(WRITTEN REQUEST)
Search the listing below for "delivery". Copy each matching line.

(MATERIALS PROVIDED)
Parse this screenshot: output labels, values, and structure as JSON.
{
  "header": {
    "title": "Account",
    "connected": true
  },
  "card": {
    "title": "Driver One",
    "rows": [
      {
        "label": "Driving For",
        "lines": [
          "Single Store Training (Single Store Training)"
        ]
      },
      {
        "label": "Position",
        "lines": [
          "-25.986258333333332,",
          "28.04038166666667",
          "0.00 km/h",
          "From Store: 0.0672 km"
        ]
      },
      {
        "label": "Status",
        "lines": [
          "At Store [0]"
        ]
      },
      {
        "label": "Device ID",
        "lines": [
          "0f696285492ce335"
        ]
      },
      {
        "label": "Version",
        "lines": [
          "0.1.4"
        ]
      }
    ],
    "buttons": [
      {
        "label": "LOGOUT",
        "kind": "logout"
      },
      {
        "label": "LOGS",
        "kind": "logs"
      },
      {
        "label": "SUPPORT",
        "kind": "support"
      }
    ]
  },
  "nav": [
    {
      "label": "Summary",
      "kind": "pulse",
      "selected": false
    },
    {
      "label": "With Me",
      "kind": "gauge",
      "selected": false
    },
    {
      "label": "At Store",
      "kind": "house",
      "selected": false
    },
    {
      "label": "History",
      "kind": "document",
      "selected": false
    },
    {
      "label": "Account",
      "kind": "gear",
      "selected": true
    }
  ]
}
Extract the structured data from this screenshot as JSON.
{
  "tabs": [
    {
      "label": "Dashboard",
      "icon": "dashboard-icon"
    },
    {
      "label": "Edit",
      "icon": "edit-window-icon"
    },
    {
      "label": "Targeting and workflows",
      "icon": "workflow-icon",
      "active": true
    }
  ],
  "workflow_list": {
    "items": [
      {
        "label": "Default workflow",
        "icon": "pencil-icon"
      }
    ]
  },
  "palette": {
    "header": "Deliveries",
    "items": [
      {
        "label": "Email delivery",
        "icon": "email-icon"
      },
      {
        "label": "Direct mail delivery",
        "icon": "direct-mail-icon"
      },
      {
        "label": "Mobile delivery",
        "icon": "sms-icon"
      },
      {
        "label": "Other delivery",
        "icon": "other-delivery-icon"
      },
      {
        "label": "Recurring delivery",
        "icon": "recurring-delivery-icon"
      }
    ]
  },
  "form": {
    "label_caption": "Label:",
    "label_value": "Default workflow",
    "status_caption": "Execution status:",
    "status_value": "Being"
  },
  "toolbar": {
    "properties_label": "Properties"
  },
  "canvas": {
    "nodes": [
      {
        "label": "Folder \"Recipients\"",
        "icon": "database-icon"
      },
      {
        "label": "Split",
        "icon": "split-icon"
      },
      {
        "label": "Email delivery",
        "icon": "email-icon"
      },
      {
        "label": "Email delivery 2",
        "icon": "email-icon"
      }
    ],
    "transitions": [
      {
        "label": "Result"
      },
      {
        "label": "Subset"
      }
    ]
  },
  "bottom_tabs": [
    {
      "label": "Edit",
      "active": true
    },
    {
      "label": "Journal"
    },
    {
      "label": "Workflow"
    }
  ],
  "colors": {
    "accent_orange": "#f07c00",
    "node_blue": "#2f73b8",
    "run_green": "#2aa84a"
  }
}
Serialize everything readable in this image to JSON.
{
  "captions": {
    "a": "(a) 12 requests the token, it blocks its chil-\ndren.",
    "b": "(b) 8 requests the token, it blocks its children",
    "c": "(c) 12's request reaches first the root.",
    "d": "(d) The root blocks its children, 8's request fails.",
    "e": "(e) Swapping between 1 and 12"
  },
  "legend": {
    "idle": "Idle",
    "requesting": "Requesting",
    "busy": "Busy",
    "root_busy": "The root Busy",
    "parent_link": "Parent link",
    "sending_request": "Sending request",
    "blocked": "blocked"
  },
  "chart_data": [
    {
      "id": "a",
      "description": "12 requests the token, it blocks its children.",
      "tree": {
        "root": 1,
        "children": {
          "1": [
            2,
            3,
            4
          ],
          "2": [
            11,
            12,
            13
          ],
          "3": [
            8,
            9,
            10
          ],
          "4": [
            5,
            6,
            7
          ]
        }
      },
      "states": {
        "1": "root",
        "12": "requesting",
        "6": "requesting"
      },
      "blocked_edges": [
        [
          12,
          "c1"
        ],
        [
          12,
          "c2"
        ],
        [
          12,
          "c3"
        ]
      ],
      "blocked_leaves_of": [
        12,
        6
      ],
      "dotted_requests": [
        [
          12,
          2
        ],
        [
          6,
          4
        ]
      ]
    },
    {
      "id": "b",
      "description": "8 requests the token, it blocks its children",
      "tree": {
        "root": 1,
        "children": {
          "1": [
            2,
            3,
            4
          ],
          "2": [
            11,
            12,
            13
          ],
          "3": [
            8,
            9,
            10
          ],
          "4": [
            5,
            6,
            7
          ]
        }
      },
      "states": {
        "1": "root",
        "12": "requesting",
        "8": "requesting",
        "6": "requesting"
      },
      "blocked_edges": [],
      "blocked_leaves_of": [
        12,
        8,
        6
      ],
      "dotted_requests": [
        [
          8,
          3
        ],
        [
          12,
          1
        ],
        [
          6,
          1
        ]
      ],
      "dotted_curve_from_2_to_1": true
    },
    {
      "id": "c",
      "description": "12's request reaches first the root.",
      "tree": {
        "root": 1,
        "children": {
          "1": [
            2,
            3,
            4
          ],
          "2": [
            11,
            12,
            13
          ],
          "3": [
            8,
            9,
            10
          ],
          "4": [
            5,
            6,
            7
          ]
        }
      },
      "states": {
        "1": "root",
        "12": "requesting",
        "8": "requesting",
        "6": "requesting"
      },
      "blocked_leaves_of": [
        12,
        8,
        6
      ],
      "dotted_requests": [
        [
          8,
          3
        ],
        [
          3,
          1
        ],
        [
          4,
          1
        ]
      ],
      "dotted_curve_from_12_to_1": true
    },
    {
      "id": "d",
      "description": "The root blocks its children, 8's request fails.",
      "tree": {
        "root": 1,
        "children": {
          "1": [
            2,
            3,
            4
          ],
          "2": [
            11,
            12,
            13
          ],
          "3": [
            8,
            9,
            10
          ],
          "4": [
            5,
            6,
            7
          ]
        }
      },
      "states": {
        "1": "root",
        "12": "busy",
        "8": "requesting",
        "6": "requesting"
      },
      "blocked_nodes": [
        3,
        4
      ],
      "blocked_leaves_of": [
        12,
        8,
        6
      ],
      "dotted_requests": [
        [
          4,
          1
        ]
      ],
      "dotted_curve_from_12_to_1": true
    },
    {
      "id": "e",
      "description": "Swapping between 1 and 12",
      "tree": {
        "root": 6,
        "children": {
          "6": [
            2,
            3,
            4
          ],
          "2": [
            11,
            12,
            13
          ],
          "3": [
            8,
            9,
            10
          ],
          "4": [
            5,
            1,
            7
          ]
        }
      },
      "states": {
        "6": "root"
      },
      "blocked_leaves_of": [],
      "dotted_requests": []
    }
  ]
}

(WRITTEN SOLUTION)
        "label": "Email delivery",
        "label": "Direct mail delivery",
        "label": "Mobile delivery",
        "label": "Other delivery",
        "icon": "other-delivery-icon"
        "label": "Recurring delivery",
        "icon": "recurring-delivery-icon"
        "label": "Email delivery",
        "label": "Email delivery 2",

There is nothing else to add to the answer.